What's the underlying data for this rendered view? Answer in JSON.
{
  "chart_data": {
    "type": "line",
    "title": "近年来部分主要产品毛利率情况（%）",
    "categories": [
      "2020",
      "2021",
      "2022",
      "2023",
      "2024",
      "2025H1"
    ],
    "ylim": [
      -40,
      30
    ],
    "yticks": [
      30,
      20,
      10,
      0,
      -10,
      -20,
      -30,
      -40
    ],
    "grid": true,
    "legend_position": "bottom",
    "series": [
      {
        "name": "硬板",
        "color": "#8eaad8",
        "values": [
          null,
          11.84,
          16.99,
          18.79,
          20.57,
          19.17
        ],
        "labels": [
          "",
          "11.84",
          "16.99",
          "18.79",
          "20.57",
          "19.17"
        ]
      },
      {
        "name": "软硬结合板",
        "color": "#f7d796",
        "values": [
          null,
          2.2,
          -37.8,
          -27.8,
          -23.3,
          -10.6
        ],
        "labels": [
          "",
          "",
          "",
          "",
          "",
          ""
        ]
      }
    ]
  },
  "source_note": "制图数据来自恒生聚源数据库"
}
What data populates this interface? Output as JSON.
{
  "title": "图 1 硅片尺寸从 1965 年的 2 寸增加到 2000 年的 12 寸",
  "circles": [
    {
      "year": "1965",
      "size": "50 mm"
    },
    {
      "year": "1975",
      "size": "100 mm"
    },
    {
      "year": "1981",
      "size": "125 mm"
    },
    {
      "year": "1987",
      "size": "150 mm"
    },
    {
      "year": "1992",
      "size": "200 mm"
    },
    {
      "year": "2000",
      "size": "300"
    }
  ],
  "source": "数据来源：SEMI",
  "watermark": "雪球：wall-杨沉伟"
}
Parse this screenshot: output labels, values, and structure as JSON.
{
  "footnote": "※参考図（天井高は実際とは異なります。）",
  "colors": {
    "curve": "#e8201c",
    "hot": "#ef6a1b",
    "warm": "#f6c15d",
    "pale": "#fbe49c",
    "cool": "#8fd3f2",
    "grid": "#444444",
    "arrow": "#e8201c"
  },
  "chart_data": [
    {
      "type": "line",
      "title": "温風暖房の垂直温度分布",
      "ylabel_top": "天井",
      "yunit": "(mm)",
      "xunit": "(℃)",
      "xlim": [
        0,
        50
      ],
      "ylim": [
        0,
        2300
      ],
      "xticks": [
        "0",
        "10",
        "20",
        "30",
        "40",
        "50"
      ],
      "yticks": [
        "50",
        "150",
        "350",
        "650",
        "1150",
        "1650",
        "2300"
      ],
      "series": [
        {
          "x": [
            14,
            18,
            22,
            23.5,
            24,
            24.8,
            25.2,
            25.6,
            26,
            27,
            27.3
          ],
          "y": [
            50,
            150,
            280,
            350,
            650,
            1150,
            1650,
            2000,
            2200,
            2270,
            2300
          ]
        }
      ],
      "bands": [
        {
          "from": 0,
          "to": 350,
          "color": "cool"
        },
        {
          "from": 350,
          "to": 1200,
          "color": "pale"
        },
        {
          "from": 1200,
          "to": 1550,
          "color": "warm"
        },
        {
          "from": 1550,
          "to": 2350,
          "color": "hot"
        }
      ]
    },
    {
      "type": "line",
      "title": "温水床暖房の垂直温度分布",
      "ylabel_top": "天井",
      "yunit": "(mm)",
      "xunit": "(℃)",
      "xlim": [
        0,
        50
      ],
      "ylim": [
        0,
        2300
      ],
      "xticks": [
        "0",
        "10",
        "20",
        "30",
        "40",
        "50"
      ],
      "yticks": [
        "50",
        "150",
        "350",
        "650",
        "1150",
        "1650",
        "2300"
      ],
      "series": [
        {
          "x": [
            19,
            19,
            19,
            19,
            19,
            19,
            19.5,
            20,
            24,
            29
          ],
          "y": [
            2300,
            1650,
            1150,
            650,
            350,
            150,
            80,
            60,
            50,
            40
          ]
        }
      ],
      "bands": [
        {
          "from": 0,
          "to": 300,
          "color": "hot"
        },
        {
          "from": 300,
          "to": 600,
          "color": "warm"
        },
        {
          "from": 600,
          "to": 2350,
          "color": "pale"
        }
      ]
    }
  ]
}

══════════

- PROBLEM TO WORK ON -
Repeat every line of the material exactly as given.

- THE COMPLETED TASK -
What's the underlying data for this rendered view? Answer in JSON.
{
  "chart_data": {
    "type": "line",
    "title": "近年来部分主要产品毛利率情况（%）",
    "categories": [
      "2020",
      "2021",
      "2022",
      "2023",
      "2024",
      "2025H1"
    ],
    "ylim": [
      -40,
      30
    ],
    "yticks": [
      30,
      20,
      10,
      0,
      -10,
      -20,
      -30,
      -40
    ],
    "grid": true,
    "legend_position": "bottom",
    "series": [
      {
        "name": "硬板",
        "color": "#8eaad8",
        "values": [
          null,
          11.84,
          16.99,
          18.79,
          20.57,
          19.17
        ],
        "labels": [
          "",
          "11.84",
          "16.99",
          "18.79",
          "20.57",
          "19.17"
        ]
      },
      {
        "name": "软硬结合板",
        "color": "#f7d796",
        "values": [
          null,
          2.2,
          -37.8,
          -27.8,
          -23.3,
          -10.6
        ],
        "labels": [
          "",
          "",
          "",
          "",
          "",
          ""
        ]
      }
    ]
  },
  "source_note": "制图数据来自恒生聚源数据库"
}
What data populates this interface? Output as JSON.
{
  "title": "图 1 硅片尺寸从 1965 年的 2 寸增加到 2000 年的 12 寸",
  "circles": [
    {
      "year": "1965",
      "size": "50 mm"
    },
    {
      "year": "1975",
      "size": "100 mm"
    },
    {
      "year": "1981",
      "size": "125 mm"
    },
    {
      "year": "1987",
      "size": "150 mm"
    },
    {
      "year": "1992",
      "size": "200 mm"
    },
    {
      "year": "2000",
      "size": "300"
    }
  ],
  "source": "数据来源：SEMI",
  "watermark": "雪球：wall-杨沉伟"
}
Parse this screenshot: output labels, values, and structure as JSON.
{
  "footnote": "※参考図（天井高は実際とは異なります。）",
  "colors": {
    "curve": "#e8201c",
    "hot": "#ef6a1b",
    "warm": "#f6c15d",
    "pale": "#fbe49c",
    "cool": "#8fd3f2",
    "grid": "#444444",
    "arrow": "#e8201c"
  },
  "chart_data": [
    {
      "type": "line",
      "title": "温風暖房の垂直温度分布",
      "ylabel_top": "天井",
      "yunit": "(mm)",
      "xunit": "(℃)",
      "xlim": [
        0,
        50
      ],
      "ylim": [
        0,
        2300
      ],
      "xticks": [
        "0",
        "10",
        "20",
        "30",
        "40",
        "50"
      ],
      "yticks": [
        "50",
        "150",
        "350",
        "650",
        "1150",
        "1650",
        "2300"
      ],
      "series": [
        {
          "x": [
            14,
            18,
            22,
            23.5,
            24,
            24.8,
            25.2,
            25.6,
            26,
            27,
            27.3
          ],
          "y": [
            50,
            150,
            280,
            350,
            650,
            1150,
            1650,
            2000,
            2200,
            2270,
            2300
          ]
        }
      ],
      "bands": [
        {
          "from": 0,
          "to": 350,
          "color": "cool"
        },
        {
          "from": 350,
          "to": 1200,
          "color": "pale"
        },
        {
          "from": 1200,
          "to": 1550,
          "color": "warm"
        },
        {
          "from": 1550,
          "to": 2350,
          "color": "hot"
        }
      ]
    },
    {
      "type": "line",
      "title": "温水床暖房の垂直温度分布",
      "ylabel_top": "天井",
      "yunit": "(mm)",
      "xunit": "(℃)",
      "xlim": [
        0,
        50
      ],
      "ylim": [
        0,
        2300
      ],
      "xticks": [
        "0",
        "10",
        "20",
        "30",
        "40",
        "50"
      ],
      "yticks": [
        "50",
        "150",
        "350",
        "650",
        "1150",
        "1650",
        "2300"
      ],
      "series": [
        {
          "x": [
            19,
            19,
            19,
            19,
            19,
            19,
            19.5,
            20,
            24,
            29
          ],
          "y": [
            2300,
            1650,
            1150,
            650,
            350,
            150,
            80,
            60,
            50,
            40
          ]
        }
      ],
      "bands": [
        {
          "from": 0,
          "to": 300,
          "color": "hot"
        },
        {
          "from": 300,
          "to": 600,
          "color": "warm"
        },
        {
          "from": 600,
          "to": 2350,
          "color": "pale"
        }
      ]
    }
  ]
}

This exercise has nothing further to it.